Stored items
----

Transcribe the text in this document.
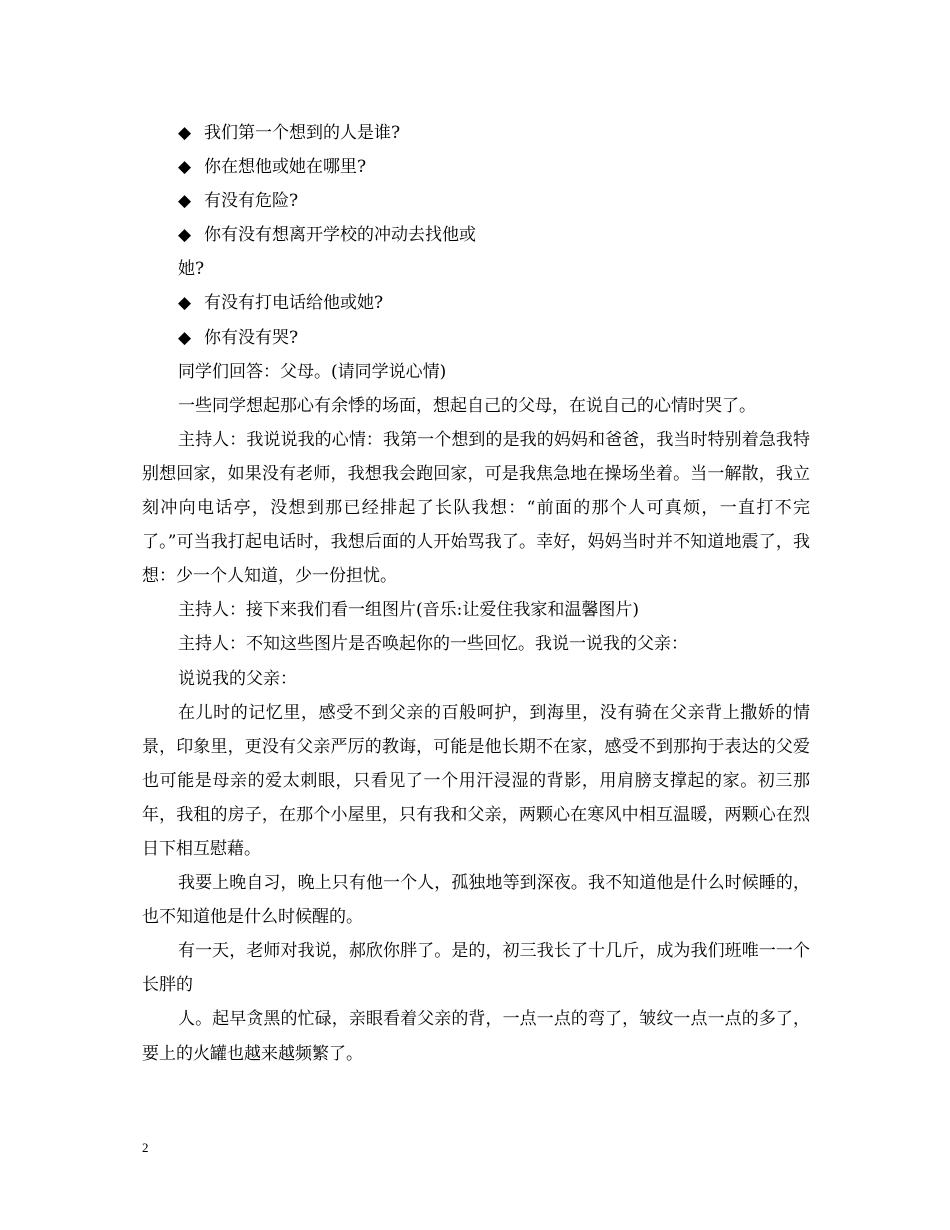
◆ 我们第一个想到的人是谁?
◆ 你在想他或她在哪里?
◆ 有没有危险?
◆ 你有没有想离开学校的冲动去找他或
她?
◆ 有没有打电话给他或她?
◆ 你有没有哭?
同学们回答：父母。(请同学说心情)
一些同学想起那心有余悸的场面，想起自己的父母，在说自己的心情时哭了。
主持人：我说说我的心情：我第一个想到的是我的妈妈和爸爸，我当时特别着急我特别想回家，如果没有老师，我想我会跑回家，可是我焦急地在操场坐着。当一解散，我立刻冲向电话亭，没想到那已经排起了长队我想：“前面的那个人可真烦，一直打不完了。”可当我打起电话时，我想后面的人开始骂我了。幸好，妈妈当时并不知道地震了，我想：少一个人知道，少一份担忧。
主持人：接下来我们看一组图片(音乐:让爱住我家和温馨图片)
主持人：不知这些图片是否唤起你的一些回忆。我说一说我的父亲：
说说我的父亲：
在儿时的记忆里，感受不到父亲的百般呵护，到海里，没有骑在父亲背上撒娇的情景，印象里，更没有父亲严厉的教诲，可能是他长期不在家，感受不到那拘于表达的父爱也可能是母亲的爱太刺眼，只看见了一个用汗浸湿的背影，用肩膀支撑起的家。初三那年，我租的房子，在那个小屋里，只有我和父亲，两颗心在寒风中相互温暖，两颗心在烈日下相互慰藉。
我要上晚自习，晚上只有他一个人，孤独地等到深夜。我不知道他是什么时候睡的，也不知道他是什么时候醒的。
有一天，老师对我说，郝欣你胖了。是的，初三我长了十几斤，成为我们班唯一一个长胖的
人。起早贪黑的忙碌，亲眼看着父亲的背，一点一点的弯了，皱纹一点一点的多了，要上的火罐也越来越频繁了。
2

----

• _WRITTEN REQUEST_
Copy out the entries verbatim and leave the images out.

• _ANSWER BELOW_
Transcribe the text in this document.
◆ 我们第一个想到的人是谁?
◆ 你在想他或她在哪里?
◆ 有没有危险?
◆ 你有没有想离开学校的冲动去找他或
她?
◆ 有没有打电话给他或她?
◆ 你有没有哭?
同学们回答：父母。(请同学说心情)
一些同学想起那心有余悸的场面，想起自己的父母，在说自己的心情时哭了。
主持人：我说说我的心情：我第一个想到的是我的妈妈和爸爸，我当时特别着急我特别想回家，如果没有老师，我想我会跑回家，可是我焦急地在操场坐着。当一解散，我立刻冲向电话亭，没想到那已经排起了长队我想：“前面的那个人可真烦，一直打不完了。”可当我打起电话时，我想后面的人开始骂我了。幸好，妈妈当时并不知道地震了，我想：少一个人知道，少一份担忧。
主持人：接下来我们看一组图片(音乐:让爱住我家和温馨图片)
主持人：不知这些图片是否唤起你的一些回忆。我说一说我的父亲：
说说我的父亲：
在儿时的记忆里，感受不到父亲的百般呵护，到海里，没有骑在父亲背上撒娇的情景，印象里，更没有父亲严厉的教诲，可能是他长期不在家，感受不到那拘于表达的父爱也可能是母亲的爱太刺眼，只看见了一个用汗浸湿的背影，用肩膀支撑起的家。初三那年，我租的房子，在那个小屋里，只有我和父亲，两颗心在寒风中相互温暖，两颗心在烈日下相互慰藉。
我要上晚自习，晚上只有他一个人，孤独地等到深夜。我不知道他是什么时候睡的，也不知道他是什么时候醒的。
有一天，老师对我说，郝欣你胖了。是的，初三我长了十几斤，成为我们班唯一一个长胖的
人。起早贪黑的忙碌，亲眼看着父亲的背，一点一点的弯了，皱纹一点一点的多了，要上的火罐也越来越频繁了。
2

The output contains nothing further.